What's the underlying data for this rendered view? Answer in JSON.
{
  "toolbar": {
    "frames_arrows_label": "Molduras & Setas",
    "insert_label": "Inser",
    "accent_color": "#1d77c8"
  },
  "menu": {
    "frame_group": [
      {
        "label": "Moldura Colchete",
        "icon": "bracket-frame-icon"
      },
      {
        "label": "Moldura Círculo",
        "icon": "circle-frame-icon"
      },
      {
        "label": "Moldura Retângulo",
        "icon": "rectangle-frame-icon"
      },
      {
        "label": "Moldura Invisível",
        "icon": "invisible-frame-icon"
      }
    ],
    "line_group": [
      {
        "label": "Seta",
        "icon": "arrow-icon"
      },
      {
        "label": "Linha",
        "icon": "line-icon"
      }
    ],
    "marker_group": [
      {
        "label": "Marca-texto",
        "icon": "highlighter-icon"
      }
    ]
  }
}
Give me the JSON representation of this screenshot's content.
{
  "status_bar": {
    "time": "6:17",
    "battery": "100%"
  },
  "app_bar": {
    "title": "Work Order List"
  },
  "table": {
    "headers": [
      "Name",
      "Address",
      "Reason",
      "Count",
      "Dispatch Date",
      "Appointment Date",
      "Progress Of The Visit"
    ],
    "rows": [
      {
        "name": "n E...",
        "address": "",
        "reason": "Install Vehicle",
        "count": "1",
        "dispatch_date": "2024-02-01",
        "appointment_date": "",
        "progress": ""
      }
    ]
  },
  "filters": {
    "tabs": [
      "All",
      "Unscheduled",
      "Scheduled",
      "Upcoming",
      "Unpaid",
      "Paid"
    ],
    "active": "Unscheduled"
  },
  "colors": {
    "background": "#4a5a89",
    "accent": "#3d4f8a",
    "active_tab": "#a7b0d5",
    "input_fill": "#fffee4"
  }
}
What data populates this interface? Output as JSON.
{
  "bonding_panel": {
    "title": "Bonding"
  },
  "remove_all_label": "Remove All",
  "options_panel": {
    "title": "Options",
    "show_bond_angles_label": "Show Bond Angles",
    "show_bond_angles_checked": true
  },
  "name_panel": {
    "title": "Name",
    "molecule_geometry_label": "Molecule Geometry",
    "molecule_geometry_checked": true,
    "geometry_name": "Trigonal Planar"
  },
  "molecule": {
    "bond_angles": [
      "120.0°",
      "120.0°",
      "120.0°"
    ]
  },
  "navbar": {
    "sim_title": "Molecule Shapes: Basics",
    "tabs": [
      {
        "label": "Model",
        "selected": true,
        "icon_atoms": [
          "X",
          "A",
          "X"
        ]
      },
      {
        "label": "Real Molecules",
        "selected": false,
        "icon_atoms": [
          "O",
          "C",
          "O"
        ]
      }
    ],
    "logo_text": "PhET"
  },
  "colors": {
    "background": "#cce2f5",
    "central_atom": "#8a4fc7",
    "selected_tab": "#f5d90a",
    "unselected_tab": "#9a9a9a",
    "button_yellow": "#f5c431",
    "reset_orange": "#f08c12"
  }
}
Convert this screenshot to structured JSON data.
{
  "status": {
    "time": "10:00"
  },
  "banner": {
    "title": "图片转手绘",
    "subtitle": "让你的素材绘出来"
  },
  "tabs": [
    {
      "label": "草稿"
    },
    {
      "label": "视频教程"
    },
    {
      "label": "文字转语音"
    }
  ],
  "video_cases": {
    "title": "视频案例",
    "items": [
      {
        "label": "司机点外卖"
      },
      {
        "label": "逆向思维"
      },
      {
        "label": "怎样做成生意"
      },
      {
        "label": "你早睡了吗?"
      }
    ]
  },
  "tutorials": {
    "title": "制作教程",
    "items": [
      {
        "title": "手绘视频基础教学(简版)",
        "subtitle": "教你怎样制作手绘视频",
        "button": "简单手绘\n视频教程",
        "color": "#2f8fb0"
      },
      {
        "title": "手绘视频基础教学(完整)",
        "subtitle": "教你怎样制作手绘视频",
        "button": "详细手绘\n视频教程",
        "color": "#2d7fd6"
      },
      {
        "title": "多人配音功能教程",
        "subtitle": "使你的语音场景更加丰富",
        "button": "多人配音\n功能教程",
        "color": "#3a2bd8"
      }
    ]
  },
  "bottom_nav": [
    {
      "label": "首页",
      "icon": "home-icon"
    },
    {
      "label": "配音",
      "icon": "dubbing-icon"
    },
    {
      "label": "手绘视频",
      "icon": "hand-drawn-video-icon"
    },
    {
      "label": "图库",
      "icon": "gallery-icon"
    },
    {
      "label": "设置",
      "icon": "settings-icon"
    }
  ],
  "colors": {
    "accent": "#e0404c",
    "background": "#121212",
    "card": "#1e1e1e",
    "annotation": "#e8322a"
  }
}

▶ [Goal]:
Filter the data for the string "n视频教程" and copy every line that has it.

▶ [Output for this task]:
        "button": "简单手绘\n视频教程",
        "button": "详细手绘\n视频教程",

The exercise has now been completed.